::: Data provided :::

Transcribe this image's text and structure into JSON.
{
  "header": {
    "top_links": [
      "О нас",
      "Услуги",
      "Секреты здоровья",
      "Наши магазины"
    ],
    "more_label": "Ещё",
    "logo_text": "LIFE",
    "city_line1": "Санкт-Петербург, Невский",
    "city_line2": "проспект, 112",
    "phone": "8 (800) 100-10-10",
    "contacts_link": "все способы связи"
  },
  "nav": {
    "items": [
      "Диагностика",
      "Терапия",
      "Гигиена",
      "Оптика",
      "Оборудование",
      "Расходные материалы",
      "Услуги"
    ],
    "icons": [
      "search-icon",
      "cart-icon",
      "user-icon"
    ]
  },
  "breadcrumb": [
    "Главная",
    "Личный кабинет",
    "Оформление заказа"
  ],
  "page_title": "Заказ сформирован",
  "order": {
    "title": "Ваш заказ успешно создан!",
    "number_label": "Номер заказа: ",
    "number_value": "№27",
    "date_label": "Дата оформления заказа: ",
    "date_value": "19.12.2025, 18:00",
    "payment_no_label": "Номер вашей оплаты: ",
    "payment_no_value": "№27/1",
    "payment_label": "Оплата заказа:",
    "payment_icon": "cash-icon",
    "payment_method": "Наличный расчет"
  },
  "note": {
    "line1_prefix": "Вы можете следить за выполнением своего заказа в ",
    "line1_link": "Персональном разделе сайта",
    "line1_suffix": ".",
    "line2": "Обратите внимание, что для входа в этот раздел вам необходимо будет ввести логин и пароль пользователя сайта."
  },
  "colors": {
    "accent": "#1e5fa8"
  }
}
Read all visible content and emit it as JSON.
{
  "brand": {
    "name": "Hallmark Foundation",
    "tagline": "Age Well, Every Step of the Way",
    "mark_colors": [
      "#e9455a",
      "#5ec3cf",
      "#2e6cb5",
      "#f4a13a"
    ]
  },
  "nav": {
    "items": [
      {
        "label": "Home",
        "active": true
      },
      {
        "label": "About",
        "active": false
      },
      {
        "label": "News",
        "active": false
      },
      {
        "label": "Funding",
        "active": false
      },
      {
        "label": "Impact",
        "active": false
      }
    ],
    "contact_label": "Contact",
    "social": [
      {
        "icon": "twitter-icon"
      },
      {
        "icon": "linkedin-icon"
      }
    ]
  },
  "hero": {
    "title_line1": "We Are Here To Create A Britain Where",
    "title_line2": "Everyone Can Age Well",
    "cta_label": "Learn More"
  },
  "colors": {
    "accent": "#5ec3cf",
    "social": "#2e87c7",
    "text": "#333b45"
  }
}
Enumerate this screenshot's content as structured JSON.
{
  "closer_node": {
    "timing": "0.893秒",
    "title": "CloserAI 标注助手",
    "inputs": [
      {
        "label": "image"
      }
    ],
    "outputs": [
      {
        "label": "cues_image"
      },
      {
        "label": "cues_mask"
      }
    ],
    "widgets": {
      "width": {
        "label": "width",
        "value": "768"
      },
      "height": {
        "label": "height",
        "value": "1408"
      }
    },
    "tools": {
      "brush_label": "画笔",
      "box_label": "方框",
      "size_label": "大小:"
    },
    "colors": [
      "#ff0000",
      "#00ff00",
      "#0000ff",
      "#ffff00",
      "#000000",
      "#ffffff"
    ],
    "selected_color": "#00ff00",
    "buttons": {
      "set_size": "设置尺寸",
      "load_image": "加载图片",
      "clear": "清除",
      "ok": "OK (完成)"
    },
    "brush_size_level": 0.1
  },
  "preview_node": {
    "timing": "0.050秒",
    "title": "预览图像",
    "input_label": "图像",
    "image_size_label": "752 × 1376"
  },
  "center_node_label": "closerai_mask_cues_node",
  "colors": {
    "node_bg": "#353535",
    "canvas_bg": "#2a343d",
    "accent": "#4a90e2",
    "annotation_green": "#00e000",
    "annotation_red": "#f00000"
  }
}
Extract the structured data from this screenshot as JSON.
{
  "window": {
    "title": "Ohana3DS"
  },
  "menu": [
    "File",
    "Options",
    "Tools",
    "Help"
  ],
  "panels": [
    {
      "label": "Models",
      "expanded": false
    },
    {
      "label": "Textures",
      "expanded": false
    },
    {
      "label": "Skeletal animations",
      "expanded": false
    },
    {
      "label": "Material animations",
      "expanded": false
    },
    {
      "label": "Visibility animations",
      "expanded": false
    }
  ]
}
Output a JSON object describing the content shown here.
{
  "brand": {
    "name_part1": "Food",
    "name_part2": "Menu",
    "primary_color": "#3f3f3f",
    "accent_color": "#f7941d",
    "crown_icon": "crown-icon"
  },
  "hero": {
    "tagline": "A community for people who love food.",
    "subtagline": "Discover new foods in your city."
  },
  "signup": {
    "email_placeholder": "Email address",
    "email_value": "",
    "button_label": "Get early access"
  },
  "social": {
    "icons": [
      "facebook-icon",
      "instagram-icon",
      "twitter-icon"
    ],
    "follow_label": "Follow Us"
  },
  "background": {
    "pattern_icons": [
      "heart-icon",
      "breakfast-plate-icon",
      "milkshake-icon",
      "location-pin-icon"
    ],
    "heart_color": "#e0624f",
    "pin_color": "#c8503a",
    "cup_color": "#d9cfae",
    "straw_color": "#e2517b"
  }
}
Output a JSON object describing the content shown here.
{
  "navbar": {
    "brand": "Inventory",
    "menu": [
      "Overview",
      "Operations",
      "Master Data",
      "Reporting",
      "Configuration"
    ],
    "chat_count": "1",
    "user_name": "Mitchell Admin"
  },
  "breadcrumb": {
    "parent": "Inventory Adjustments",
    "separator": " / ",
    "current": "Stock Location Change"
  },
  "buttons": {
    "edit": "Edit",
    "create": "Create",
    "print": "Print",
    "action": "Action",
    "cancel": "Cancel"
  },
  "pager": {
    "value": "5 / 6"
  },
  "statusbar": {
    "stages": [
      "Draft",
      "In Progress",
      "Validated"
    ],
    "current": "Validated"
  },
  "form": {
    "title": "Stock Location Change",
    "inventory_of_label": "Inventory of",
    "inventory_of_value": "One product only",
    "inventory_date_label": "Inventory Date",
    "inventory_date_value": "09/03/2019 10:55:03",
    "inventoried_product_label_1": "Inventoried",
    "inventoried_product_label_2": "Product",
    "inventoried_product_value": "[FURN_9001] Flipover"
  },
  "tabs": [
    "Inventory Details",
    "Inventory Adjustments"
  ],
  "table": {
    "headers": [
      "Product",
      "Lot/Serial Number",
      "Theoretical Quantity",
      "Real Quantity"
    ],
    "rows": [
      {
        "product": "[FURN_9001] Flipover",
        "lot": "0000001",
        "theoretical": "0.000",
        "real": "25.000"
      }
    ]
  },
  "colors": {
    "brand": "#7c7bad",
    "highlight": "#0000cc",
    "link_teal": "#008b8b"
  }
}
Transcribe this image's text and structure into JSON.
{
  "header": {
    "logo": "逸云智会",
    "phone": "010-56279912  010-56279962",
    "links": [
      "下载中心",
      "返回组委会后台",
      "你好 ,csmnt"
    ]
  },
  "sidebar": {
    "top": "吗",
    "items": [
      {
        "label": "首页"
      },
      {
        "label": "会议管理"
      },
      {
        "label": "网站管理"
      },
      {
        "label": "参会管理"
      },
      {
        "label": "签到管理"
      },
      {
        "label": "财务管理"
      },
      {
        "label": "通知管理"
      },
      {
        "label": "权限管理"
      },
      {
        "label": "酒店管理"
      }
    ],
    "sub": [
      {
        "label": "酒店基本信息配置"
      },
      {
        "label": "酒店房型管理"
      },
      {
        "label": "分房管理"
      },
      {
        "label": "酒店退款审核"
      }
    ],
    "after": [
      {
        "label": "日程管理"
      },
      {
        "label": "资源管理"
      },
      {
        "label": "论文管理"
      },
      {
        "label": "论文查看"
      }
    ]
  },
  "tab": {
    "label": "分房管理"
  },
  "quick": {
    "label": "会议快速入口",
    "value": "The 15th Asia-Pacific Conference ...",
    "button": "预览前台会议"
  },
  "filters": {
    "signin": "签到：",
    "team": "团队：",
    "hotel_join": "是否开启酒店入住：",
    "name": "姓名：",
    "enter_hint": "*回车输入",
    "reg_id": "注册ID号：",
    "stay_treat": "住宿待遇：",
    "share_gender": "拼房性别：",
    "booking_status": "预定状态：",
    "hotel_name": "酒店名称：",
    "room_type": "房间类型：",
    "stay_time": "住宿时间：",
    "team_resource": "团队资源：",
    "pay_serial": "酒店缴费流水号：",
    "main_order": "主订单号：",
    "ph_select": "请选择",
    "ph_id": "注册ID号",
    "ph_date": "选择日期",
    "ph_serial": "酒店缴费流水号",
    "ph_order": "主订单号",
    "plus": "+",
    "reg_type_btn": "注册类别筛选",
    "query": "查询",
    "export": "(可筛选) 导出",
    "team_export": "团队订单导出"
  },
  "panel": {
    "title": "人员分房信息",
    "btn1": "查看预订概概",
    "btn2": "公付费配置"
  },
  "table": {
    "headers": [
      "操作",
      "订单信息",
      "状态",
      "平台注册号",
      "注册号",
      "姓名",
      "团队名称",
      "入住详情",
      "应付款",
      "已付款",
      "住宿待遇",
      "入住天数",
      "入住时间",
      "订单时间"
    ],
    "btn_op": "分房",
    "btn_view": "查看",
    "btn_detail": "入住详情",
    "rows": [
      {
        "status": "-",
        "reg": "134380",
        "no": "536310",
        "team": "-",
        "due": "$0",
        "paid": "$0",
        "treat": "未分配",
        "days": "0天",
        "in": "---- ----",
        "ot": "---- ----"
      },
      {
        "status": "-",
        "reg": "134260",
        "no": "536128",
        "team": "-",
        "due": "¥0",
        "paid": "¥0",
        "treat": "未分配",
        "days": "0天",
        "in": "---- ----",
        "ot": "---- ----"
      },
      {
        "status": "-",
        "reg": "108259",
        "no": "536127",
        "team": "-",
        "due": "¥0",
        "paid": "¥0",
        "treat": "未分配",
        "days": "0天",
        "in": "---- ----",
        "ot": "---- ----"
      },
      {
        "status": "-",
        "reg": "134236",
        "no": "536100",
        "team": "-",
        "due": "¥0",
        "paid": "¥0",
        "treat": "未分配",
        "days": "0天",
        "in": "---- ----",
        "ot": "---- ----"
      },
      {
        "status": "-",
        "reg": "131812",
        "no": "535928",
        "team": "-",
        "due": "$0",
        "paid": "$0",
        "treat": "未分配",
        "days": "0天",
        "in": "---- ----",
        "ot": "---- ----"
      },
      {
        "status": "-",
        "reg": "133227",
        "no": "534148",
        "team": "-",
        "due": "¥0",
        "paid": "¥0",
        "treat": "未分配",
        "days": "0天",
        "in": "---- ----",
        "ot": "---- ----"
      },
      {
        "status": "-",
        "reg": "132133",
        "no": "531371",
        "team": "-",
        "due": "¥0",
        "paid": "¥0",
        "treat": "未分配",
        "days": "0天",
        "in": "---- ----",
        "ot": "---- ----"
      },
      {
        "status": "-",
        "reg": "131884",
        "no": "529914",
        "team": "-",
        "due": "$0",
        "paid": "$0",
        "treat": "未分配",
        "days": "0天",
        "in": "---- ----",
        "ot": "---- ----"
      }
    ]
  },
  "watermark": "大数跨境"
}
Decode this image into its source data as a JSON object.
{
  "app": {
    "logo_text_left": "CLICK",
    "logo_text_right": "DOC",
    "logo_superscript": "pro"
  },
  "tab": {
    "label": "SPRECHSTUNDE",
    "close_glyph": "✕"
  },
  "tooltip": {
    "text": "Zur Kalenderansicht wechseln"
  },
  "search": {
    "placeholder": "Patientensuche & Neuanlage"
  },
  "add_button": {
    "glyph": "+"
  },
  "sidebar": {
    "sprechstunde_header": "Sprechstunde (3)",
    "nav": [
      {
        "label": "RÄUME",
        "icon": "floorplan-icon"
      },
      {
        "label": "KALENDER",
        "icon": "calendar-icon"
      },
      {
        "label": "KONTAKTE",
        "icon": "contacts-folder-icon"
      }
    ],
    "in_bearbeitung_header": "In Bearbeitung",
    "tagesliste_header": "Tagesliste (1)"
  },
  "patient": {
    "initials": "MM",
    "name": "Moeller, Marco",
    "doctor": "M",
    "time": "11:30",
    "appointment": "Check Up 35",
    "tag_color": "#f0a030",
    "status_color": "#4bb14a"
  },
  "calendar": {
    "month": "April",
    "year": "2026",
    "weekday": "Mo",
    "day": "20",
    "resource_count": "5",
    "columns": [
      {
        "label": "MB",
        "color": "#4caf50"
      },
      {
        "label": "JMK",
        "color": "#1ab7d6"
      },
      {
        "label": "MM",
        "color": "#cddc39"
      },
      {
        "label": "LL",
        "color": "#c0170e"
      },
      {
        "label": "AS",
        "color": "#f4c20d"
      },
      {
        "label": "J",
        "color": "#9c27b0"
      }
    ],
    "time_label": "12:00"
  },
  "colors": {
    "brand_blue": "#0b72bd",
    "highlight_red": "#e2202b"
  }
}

:::

◆ Aim ◆
Return each line of the data that contains the string "phone".

◆ Exercise output ◆
    "phone": "8 (800) 100-10-10",
    "phone": "010-56279912  010-56279962",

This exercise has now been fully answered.